** BEGIN Material **

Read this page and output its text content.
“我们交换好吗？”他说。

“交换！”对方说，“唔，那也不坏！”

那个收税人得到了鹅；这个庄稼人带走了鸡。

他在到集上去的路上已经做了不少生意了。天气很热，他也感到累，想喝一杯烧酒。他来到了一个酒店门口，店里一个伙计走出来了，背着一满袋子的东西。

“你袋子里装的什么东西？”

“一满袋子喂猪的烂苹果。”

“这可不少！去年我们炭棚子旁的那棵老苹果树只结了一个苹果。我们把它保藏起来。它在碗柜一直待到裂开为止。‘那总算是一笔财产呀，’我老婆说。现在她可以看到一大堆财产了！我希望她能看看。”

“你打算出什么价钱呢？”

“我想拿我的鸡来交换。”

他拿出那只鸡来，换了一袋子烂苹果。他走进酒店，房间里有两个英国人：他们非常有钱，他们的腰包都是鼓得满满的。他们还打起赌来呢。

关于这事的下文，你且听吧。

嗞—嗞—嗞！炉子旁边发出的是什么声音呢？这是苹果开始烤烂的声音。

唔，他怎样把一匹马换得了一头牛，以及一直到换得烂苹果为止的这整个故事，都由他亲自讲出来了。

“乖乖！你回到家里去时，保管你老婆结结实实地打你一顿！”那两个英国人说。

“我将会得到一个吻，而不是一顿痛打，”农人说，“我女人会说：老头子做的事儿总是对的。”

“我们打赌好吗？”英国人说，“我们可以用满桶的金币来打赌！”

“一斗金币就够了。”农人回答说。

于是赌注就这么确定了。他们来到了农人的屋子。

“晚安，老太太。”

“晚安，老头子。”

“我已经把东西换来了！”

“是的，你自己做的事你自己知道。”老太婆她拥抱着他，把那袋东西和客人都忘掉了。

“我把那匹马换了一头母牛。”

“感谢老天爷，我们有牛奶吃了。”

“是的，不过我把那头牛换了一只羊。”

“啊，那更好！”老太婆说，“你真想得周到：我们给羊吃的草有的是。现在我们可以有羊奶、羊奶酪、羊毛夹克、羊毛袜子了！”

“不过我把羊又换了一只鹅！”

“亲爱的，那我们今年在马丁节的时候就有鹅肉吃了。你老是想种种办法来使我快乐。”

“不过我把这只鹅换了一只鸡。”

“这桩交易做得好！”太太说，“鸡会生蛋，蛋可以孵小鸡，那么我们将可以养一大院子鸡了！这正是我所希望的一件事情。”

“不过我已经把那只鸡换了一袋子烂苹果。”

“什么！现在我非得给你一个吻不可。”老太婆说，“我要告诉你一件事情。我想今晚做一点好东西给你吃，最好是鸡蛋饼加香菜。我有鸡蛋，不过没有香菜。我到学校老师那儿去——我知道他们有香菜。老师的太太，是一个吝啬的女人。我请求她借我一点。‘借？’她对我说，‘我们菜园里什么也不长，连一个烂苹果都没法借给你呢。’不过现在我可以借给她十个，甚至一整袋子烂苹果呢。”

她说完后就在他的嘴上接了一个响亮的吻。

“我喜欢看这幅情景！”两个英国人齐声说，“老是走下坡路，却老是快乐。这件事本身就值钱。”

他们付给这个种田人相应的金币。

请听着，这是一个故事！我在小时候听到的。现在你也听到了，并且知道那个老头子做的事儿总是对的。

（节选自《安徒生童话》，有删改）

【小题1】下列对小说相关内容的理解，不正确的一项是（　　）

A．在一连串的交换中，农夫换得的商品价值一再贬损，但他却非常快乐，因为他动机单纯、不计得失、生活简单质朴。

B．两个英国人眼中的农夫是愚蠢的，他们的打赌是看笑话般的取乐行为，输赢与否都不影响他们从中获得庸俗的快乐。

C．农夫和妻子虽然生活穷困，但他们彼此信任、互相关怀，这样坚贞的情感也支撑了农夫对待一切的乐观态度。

** END Material **

#### Task directions
Print back all the lines verbatim.

#### Task answer
Read this page and output its text content.
“我们交换好吗？”他说。

“交换！”对方说，“唔，那也不坏！”

那个收税人得到了鹅；这个庄稼人带走了鸡。

他在到集上去的路上已经做了不少生意了。天气很热，他也感到累，想喝一杯烧酒。他来到了一个酒店门口，店里一个伙计走出来了，背着一满袋子的东西。

“你袋子里装的什么东西？”

“一满袋子喂猪的烂苹果。”

“这可不少！去年我们炭棚子旁的那棵老苹果树只结了一个苹果。我们把它保藏起来。它在碗柜一直待到裂开为止。‘那总算是一笔财产呀，’我老婆说。现在她可以看到一大堆财产了！我希望她能看看。”

“你打算出什么价钱呢？”

“我想拿我的鸡来交换。”

他拿出那只鸡来，换了一袋子烂苹果。他走进酒店，房间里有两个英国人：他们非常有钱，他们的腰包都是鼓得满满的。他们还打起赌来呢。

关于这事的下文，你且听吧。

嗞—嗞—嗞！炉子旁边发出的是什么声音呢？这是苹果开始烤烂的声音。

唔，他怎样把一匹马换得了一头牛，以及一直到换得烂苹果为止的这整个故事，都由他亲自讲出来了。

“乖乖！你回到家里去时，保管你老婆结结实实地打你一顿！”那两个英国人说。

“我将会得到一个吻，而不是一顿痛打，”农人说，“我女人会说：老头子做的事儿总是对的。”

“我们打赌好吗？”英国人说，“我们可以用满桶的金币来打赌！”

“一斗金币就够了。”农人回答说。

于是赌注就这么确定了。他们来到了农人的屋子。

“晚安，老太太。”

“晚安，老头子。”

“我已经把东西换来了！”

“是的，你自己做的事你自己知道。”老太婆她拥抱着他，把那袋东西和客人都忘掉了。

“我把那匹马换了一头母牛。”

“感谢老天爷，我们有牛奶吃了。”

“是的，不过我把那头牛换了一只羊。”

“啊，那更好！”老太婆说，“你真想得周到：我们给羊吃的草有的是。现在我们可以有羊奶、羊奶酪、羊毛夹克、羊毛袜子了！”

“不过我把羊又换了一只鹅！”

“亲爱的，那我们今年在马丁节的时候就有鹅肉吃了。你老是想种种办法来使我快乐。”

“不过我把这只鹅换了一只鸡。”

“这桩交易做得好！”太太说，“鸡会生蛋，蛋可以孵小鸡，那么我们将可以养一大院子鸡了！这正是我所希望的一件事情。”

“不过我已经把那只鸡换了一袋子烂苹果。”

“什么！现在我非得给你一个吻不可。”老太婆说，“我要告诉你一件事情。我想今晚做一点好东西给你吃，最好是鸡蛋饼加香菜。我有鸡蛋，不过没有香菜。我到学校老师那儿去——我知道他们有香菜。老师的太太，是一个吝啬的女人。我请求她借我一点。‘借？’她对我说，‘我们菜园里什么也不长，连一个烂苹果都没法借给你呢。’不过现在我可以借给她十个，甚至一整袋子烂苹果呢。”

她说完后就在他的嘴上接了一个响亮的吻。

“我喜欢看这幅情景！”两个英国人齐声说，“老是走下坡路，却老是快乐。这件事本身就值钱。”

他们付给这个种田人相应的金币。

请听着，这是一个故事！我在小时候听到的。现在你也听到了，并且知道那个老头子做的事儿总是对的。

（节选自《安徒生童话》，有删改）

【小题1】下列对小说相关内容的理解，不正确的一项是（　　）

A．在一连串的交换中，农夫换得的商品价值一再贬损，但他却非常快乐，因为他动机单纯、不计得失、生活简单质朴。

B．两个英国人眼中的农夫是愚蠢的，他们的打赌是看笑话般的取乐行为，输赢与否都不影响他们从中获得庸俗的快乐。

C．农夫和妻子虽然生活穷困，但他们彼此信任、互相关怀，这样坚贞的情感也支撑了农夫对待一切的乐观态度。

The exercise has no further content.